Given problem:
Repeat every record exactly, but keep images out of the copy.

Entries provided:
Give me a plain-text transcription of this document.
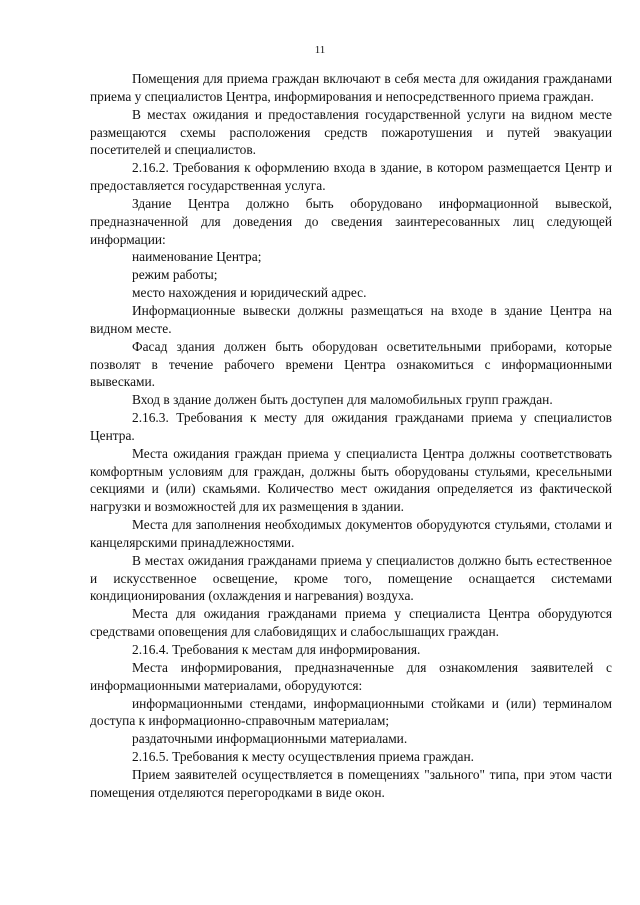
11

Помещения для приема граждан включают в себя места для ожидания гражданами приема у специалистов Центра, информирования и непосредственного приема граждан.

В местах ожидания и предоставления государственной услуги на видном месте размещаются схемы расположения средств пожаротушения и путей эвакуации посетителей и специалистов.

2.16.2. Требования к оформлению входа в здание, в котором размещается Центр и предоставляется государственная услуга.

Здание Центра должно быть оборудовано информационной вывеской, предназначенной для доведения до сведения заинтересованных лиц следующей информации:

наименование Центра;

режим работы;

место нахождения и юридический адрес.

Информационные вывески должны размещаться на входе в здание Центра на видном месте.

Фасад здания должен быть оборудован осветительными приборами, которые позволят в течение рабочего времени Центра ознакомиться с информационными вывесками.

Вход в здание должен быть доступен для маломобильных групп граждан.

2.16.3. Требования к месту для ожидания гражданами приема у специалистов Центра.

Места ожидания граждан приема у специалиста Центра должны соответствовать комфортным условиям для граждан, должны быть оборудованы стульями, кресельными секциями и (или) скамьями. Количество мест ожидания определяется из фактической нагрузки и возможностей для их размещения в здании.

Места для заполнения необходимых документов оборудуются стульями, столами и канцелярскими принадлежностями.

В местах ожидания гражданами приема у специалистов должно быть естественное и искусственное освещение, кроме того, помещение оснащается системами кондиционирования (охлаждения и нагревания) воздуха.

Места для ожидания гражданами приема у специалиста Центра оборудуются средствами оповещения для слабовидящих и слабослышащих граждан.

2.16.4. Требования к местам для информирования.

Места информирования, предназначенные для ознакомления заявителей с информационными материалами, оборудуются:

информационными стендами, информационными стойками и (или) терминалом доступа к информационно-справочным материалам;

раздаточными информационными материалами.

2.16.5. Требования к месту осуществления приема граждан.

Прием заявителей осуществляется в помещениях "зального" типа, при этом части помещения отделяются перегородками в виде окон.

Result of the exercise:
Give me a plain-text transcription of this document.
11

Помещения для приема граждан включают в себя места для ожидания гражданами приема у специалистов Центра, информирования и непосредственного приема граждан.

В местах ожидания и предоставления государственной услуги на видном месте размещаются схемы расположения средств пожаротушения и путей эвакуации посетителей и специалистов.

2.16.2. Требования к оформлению входа в здание, в котором размещается Центр и предоставляется государственная услуга.

Здание Центра должно быть оборудовано информационной вывеской, предназначенной для доведения до сведения заинтересованных лиц следующей информации:

наименование Центра;

режим работы;

место нахождения и юридический адрес.

Информационные вывески должны размещаться на входе в здание Центра на видном месте.

Фасад здания должен быть оборудован осветительными приборами, которые позволят в течение рабочего времени Центра ознакомиться с информационными вывесками.

Вход в здание должен быть доступен для маломобильных групп граждан.

2.16.3. Требования к месту для ожидания гражданами приема у специалистов Центра.

Места ожидания граждан приема у специалиста Центра должны соответствовать комфортным условиям для граждан, должны быть оборудованы стульями, кресельными секциями и (или) скамьями. Количество мест ожидания определяется из фактической нагрузки и возможностей для их размещения в здании.

Места для заполнения необходимых документов оборудуются стульями, столами и канцелярскими принадлежностями.

В местах ожидания гражданами приема у специалистов должно быть естественное и искусственное освещение, кроме того, помещение оснащается системами кондиционирования (охлаждения и нагревания) воздуха.

Места для ожидания гражданами приема у специалиста Центра оборудуются средствами оповещения для слабовидящих и слабослышащих граждан.

2.16.4. Требования к местам для информирования.

Места информирования, предназначенные для ознакомления заявителей с информационными материалами, оборудуются:

информационными стендами, информационными стойками и (или) терминалом доступа к информационно-справочным материалам;

раздаточными информационными материалами.

2.16.5. Требования к месту осуществления приема граждан.

Прием заявителей осуществляется в помещениях "зального" типа, при этом части помещения отделяются перегородками в виде окон.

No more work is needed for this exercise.